**GIVEN EXERCISE**: Copy each line below that includes "GOBIERNO".
□ □ □ □
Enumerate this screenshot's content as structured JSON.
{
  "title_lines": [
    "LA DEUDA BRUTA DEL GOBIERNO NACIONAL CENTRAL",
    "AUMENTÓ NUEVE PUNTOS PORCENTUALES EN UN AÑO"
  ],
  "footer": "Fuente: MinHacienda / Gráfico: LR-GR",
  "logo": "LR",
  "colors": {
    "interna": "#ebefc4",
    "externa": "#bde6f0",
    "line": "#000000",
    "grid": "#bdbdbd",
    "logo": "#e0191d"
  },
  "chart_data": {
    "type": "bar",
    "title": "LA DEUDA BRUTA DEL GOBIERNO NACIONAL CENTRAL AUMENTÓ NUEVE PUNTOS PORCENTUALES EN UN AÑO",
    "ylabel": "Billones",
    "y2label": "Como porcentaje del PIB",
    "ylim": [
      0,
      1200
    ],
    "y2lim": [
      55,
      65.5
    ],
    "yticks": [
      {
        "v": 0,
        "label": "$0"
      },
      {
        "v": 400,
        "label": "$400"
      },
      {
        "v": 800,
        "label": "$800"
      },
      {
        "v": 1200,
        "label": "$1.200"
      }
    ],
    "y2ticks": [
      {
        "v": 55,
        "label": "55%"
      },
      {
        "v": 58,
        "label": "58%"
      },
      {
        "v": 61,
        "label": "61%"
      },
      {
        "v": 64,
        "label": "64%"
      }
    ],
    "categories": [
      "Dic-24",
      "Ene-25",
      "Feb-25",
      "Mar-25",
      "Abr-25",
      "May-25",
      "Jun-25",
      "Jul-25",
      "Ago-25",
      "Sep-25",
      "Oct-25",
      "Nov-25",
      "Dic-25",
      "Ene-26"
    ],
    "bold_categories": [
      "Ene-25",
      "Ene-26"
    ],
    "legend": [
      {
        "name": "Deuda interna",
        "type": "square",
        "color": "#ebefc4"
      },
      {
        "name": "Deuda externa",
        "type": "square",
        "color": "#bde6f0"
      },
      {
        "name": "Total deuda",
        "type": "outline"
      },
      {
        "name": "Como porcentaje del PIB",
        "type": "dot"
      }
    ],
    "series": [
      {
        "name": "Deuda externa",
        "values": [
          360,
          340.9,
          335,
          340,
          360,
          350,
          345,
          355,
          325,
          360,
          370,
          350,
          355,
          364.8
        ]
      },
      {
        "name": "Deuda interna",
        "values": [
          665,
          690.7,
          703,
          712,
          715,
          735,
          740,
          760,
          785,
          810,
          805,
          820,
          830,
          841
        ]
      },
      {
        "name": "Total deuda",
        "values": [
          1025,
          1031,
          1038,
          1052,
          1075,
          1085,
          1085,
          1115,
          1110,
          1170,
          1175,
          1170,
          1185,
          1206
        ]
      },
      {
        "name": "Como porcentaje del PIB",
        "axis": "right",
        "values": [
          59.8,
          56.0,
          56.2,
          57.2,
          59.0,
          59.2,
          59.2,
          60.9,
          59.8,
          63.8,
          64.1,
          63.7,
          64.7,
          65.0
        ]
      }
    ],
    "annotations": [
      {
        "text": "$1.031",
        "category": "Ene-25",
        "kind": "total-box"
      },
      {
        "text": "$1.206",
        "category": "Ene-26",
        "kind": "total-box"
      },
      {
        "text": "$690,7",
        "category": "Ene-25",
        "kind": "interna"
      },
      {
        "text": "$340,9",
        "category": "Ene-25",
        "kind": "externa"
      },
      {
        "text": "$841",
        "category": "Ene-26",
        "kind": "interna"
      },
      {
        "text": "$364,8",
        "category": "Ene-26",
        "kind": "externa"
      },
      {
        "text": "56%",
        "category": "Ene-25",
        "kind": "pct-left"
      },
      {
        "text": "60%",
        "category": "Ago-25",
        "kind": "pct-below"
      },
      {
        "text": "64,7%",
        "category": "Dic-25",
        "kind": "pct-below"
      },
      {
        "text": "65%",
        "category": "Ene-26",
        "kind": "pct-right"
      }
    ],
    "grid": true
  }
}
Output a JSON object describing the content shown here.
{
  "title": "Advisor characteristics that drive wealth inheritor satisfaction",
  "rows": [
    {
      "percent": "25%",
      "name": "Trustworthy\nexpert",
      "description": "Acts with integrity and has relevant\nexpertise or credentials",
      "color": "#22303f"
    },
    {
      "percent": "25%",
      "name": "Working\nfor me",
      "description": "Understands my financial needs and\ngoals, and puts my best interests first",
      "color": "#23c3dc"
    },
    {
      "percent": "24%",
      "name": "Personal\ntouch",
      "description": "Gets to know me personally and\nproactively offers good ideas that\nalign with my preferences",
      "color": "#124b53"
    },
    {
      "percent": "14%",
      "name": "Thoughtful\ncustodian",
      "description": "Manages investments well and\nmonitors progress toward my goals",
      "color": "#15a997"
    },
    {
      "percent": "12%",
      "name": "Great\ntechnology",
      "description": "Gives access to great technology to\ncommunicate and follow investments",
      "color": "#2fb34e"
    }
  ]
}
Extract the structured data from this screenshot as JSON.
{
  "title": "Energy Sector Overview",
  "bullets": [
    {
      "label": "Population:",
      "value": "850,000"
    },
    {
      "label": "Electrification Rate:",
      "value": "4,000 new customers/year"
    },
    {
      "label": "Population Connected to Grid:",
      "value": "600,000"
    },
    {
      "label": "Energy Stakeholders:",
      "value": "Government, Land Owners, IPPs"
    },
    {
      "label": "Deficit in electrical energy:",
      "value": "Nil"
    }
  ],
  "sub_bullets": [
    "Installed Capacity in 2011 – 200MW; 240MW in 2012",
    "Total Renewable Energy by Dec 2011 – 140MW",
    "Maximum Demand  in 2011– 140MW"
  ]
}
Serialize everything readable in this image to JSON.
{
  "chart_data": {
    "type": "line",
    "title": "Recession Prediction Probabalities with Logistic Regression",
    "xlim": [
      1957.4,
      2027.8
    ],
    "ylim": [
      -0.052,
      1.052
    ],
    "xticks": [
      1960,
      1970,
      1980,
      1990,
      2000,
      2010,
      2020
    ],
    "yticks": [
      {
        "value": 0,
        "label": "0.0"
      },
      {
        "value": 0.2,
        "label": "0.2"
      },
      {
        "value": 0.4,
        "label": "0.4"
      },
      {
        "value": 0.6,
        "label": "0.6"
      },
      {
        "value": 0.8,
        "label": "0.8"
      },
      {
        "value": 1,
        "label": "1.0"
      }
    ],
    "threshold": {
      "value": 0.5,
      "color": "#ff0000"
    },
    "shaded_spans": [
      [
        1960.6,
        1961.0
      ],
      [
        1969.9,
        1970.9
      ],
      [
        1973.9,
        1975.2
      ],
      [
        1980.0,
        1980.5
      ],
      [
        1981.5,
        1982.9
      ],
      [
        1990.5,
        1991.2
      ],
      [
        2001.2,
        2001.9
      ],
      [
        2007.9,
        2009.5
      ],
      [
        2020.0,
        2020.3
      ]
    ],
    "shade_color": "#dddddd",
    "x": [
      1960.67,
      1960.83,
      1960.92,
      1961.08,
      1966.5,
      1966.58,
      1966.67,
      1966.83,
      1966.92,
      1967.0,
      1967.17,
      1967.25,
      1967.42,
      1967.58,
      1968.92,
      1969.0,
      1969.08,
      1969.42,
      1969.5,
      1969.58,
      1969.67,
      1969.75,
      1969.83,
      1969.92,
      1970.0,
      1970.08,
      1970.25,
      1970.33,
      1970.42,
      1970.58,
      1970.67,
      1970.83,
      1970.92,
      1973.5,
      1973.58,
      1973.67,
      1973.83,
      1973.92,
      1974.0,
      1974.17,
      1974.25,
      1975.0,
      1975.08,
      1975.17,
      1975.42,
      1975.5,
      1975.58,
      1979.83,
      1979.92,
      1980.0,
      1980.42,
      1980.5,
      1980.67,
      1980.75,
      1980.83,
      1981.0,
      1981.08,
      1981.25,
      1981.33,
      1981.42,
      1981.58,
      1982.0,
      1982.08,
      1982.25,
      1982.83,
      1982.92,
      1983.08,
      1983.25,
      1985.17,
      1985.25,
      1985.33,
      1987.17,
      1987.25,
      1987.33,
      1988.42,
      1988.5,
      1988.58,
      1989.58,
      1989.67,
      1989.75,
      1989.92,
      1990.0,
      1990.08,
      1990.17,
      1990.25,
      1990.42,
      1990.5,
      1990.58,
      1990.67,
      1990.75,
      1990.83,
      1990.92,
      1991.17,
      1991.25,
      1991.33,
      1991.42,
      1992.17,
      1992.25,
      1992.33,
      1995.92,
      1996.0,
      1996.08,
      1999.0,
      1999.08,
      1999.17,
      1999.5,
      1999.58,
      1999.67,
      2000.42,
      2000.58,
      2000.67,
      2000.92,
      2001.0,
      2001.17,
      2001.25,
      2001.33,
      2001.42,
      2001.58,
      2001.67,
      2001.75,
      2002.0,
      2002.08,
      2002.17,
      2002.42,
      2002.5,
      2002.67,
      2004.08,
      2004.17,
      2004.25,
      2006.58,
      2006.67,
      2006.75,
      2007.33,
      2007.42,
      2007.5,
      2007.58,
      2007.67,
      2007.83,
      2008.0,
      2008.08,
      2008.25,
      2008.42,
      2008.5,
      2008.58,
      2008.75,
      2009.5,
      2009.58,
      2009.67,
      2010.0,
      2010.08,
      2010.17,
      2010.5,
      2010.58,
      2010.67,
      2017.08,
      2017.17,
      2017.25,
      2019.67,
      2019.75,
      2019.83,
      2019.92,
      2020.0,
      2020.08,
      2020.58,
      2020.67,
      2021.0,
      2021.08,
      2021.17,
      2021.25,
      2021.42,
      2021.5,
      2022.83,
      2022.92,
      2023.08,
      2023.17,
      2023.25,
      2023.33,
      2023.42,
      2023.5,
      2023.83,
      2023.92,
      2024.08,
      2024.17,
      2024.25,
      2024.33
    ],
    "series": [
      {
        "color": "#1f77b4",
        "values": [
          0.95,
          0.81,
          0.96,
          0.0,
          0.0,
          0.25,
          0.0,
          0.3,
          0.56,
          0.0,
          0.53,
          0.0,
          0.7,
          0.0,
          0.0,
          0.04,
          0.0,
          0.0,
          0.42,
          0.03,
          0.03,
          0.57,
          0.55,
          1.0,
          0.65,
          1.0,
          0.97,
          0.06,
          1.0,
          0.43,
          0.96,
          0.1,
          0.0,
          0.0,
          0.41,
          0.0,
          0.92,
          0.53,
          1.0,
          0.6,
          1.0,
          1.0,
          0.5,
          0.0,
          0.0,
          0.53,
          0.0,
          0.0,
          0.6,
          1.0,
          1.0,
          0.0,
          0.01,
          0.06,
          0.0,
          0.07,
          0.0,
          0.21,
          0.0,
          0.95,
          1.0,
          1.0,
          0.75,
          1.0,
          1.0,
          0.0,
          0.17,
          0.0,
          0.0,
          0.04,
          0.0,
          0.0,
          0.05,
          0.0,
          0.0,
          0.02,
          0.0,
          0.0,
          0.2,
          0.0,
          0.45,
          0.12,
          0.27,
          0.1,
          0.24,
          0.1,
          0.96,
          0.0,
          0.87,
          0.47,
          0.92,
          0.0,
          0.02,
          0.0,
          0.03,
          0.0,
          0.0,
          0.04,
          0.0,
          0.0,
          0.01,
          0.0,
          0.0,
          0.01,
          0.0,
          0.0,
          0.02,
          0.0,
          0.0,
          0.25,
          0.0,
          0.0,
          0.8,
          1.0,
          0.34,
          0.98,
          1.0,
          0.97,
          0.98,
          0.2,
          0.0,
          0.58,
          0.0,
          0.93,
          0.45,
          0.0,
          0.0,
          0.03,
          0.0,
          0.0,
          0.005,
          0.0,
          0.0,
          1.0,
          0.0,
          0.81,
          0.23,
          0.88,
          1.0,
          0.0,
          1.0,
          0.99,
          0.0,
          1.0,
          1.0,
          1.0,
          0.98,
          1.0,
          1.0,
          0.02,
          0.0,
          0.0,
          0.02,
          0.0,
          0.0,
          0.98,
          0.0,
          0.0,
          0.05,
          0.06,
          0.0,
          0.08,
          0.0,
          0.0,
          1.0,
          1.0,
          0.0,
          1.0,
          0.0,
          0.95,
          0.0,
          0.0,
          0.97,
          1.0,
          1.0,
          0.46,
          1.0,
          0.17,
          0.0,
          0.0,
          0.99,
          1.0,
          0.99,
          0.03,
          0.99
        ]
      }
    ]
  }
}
□ □ □ □
**TASK RESULT**:
    "LA DEUDA BRUTA DEL GOBIERNO NACIONAL CENTRAL",
    "title": "LA DEUDA BRUTA DEL GOBIERNO NACIONAL CENTRAL AUMENTÓ NUEVE PUNTOS PORCENTUALES EN UN AÑO",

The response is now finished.